[START]

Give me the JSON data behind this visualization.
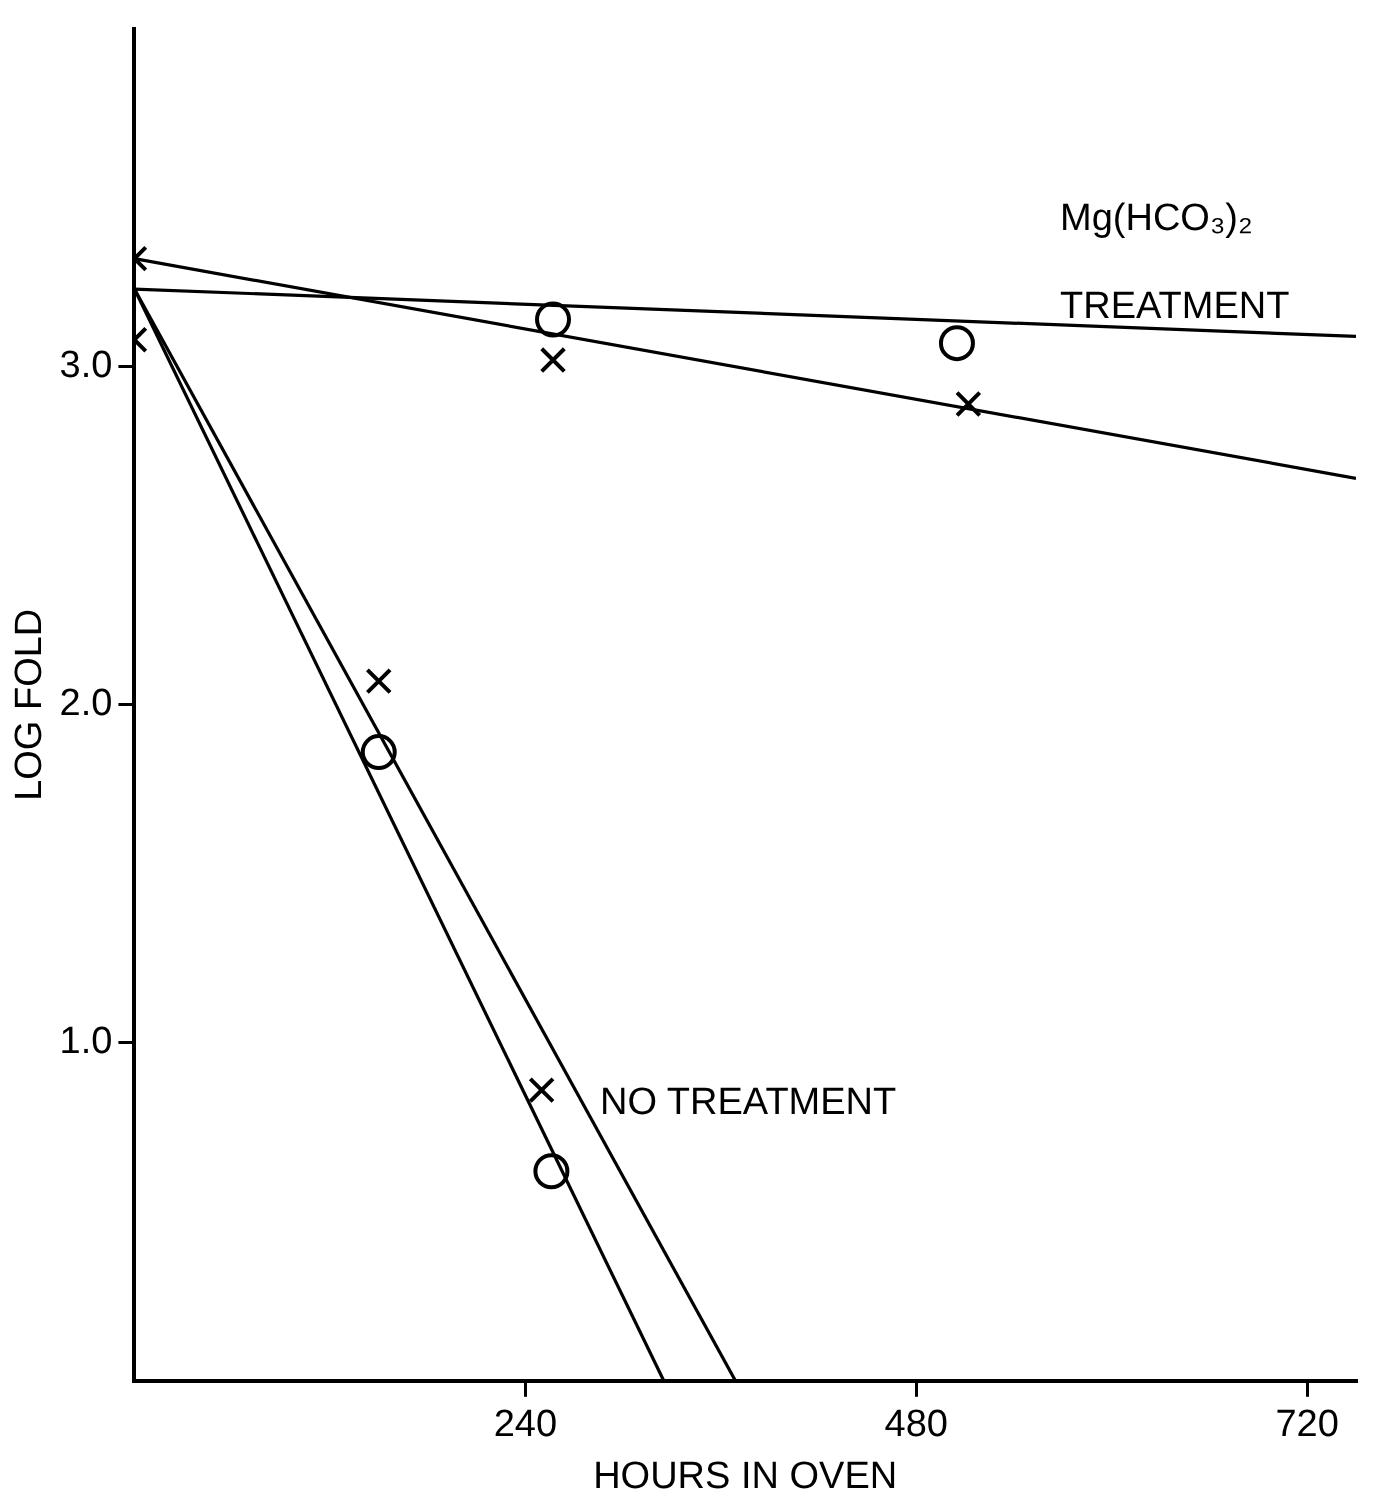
{
  "chart_data": {
    "type": "scatter",
    "xlabel": "HOURS IN OVEN",
    "ylabel": "LOG FOLD",
    "xlim": [
      0,
      750
    ],
    "ylim": [
      0,
      4
    ],
    "xticks": [
      240,
      480,
      720
    ],
    "yticks": [
      {
        "value": 1,
        "label": "1.0"
      },
      {
        "value": 2,
        "label": "2.0"
      },
      {
        "value": 3,
        "label": "3.0"
      }
    ],
    "grid": false,
    "legend": false,
    "series": [
      {
        "marker": "circle",
        "color": "#000000",
        "x": [
          150,
          257,
          256,
          505
        ],
        "values": [
          1.86,
          3.14,
          0.62,
          3.07
        ]
      },
      {
        "marker": "cross",
        "color": "#000000",
        "x": [
          0,
          0,
          150,
          250,
          257,
          512
        ],
        "values": [
          3.32,
          3.08,
          2.07,
          0.86,
          3.02,
          2.89
        ]
      },
      {
        "type": "line",
        "marker": "none",
        "color": "#000000",
        "x": [
          0,
          750
        ],
        "values": [
          3.23,
          3.09
        ]
      },
      {
        "type": "line",
        "marker": "none",
        "color": "#000000",
        "x": [
          0,
          750
        ],
        "values": [
          3.32,
          2.67
        ]
      },
      {
        "type": "line",
        "marker": "none",
        "color": "#000000",
        "x": [
          0,
          325
        ],
        "values": [
          3.23,
          0
        ]
      },
      {
        "type": "line",
        "marker": "none",
        "color": "#000000",
        "x": [
          0,
          369
        ],
        "values": [
          3.23,
          0
        ]
      }
    ],
    "annotations": [
      "Mg(HCO₃)₂",
      "TREATMENT",
      "NO TREATMENT"
    ]
  }
}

[END]

All the lines above are to be given again exactly as they read, with the pictures removed.

Give me the JSON data behind this visualization.
{
  "chart_data": {
    "type": "scatter",
    "xlabel": "HOURS IN OVEN",
    "ylabel": "LOG FOLD",
    "xlim": [
      0,
      750
    ],
    "ylim": [
      0,
      4
    ],
    "xticks": [
      240,
      480,
      720
    ],
    "yticks": [
      {
        "value": 1,
        "label": "1.0"
      },
      {
        "value": 2,
        "label": "2.0"
      },
      {
        "value": 3,
        "label": "3.0"
      }
    ],
    "grid": false,
    "legend": false,
    "series": [
      {
        "marker": "circle",
        "color": "#000000",
        "x": [
          150,
          257,
          256,
          505
        ],
        "values": [
          1.86,
          3.14,
          0.62,
          3.07
        ]
      },
      {
        "marker": "cross",
        "color": "#000000",
        "x": [
          0,
          0,
          150,
          250,
          257,
          512
        ],
        "values": [
          3.32,
          3.08,
          2.07,
          0.86,
          3.02,
          2.89
        ]
      },
      {
        "type": "line",
        "marker": "none",
        "color": "#000000",
        "x": [
          0,
          750
        ],
        "values": [
          3.23,
          3.09
        ]
      },
      {
        "type": "line",
        "marker": "none",
        "color": "#000000",
        "x": [
          0,
          750
        ],
        "values": [
          3.32,
          2.67
        ]
      },
      {
        "type": "line",
        "marker": "none",
        "color": "#000000",
        "x": [
          0,
          325
        ],
        "values": [
          3.23,
          0
        ]
      },
      {
        "type": "line",
        "marker": "none",
        "color": "#000000",
        "x": [
          0,
          369
        ],
        "values": [
          3.23,
          0
        ]
      }
    ],
    "annotations": [
      "Mg(HCO₃)₂",
      "TREATMENT",
      "NO TREATMENT"
    ]
  }
}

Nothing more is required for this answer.